• [Problem statement] Would you pull out every line of the material that contains the string "page"?

(Collected data entries)
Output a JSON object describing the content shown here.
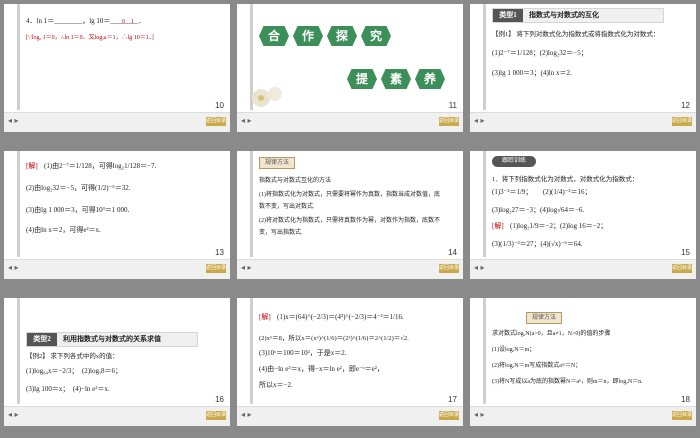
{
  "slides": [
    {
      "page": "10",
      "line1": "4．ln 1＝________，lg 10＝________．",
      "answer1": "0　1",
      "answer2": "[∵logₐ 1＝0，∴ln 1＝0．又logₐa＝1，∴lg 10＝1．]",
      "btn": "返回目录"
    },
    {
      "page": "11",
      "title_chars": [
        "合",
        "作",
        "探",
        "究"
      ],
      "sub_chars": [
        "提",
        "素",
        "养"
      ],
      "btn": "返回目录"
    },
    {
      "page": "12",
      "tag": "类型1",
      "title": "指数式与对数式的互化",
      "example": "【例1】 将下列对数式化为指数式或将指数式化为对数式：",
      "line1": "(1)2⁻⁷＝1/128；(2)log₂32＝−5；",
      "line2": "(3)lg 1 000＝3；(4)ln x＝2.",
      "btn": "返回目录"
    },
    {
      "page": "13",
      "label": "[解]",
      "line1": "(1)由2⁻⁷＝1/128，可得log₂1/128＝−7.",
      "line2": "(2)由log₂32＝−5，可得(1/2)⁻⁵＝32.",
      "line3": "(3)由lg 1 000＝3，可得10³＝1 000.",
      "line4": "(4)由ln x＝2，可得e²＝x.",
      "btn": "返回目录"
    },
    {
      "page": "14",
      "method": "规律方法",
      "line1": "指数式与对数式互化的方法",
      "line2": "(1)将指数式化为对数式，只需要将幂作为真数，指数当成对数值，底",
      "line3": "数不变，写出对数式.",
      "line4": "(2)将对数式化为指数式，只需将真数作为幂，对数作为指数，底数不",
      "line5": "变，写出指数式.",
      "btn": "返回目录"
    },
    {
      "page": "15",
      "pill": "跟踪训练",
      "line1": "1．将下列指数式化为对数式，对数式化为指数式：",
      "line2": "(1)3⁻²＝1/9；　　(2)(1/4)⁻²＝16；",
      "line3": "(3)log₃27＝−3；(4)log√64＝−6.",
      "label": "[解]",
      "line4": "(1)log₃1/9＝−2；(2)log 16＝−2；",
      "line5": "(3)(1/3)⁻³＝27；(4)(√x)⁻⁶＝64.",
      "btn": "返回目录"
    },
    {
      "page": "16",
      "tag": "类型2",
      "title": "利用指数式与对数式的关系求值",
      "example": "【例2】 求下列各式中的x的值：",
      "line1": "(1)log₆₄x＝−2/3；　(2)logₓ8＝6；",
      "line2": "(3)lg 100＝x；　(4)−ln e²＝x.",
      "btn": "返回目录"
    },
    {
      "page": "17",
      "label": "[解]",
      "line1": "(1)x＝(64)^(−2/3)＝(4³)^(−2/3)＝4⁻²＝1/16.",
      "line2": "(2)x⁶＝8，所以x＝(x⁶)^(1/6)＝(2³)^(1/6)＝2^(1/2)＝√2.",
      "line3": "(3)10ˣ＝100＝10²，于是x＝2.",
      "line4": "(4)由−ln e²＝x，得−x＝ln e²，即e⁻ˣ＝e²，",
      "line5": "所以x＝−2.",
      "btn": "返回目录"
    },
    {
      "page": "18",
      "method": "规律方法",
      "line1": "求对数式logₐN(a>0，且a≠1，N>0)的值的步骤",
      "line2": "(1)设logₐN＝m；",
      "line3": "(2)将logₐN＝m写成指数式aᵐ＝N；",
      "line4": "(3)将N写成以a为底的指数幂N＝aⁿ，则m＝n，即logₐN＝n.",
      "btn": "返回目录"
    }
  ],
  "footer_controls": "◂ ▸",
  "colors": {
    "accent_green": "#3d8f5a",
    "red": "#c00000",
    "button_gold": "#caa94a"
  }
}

• [Exercise response]
      "page": "10",
      "page": "11",
      "page": "12",
      "page": "13",
      "page": "14",
      "page": "15",
      "page": "16",
      "page": "17",
      "page": "18",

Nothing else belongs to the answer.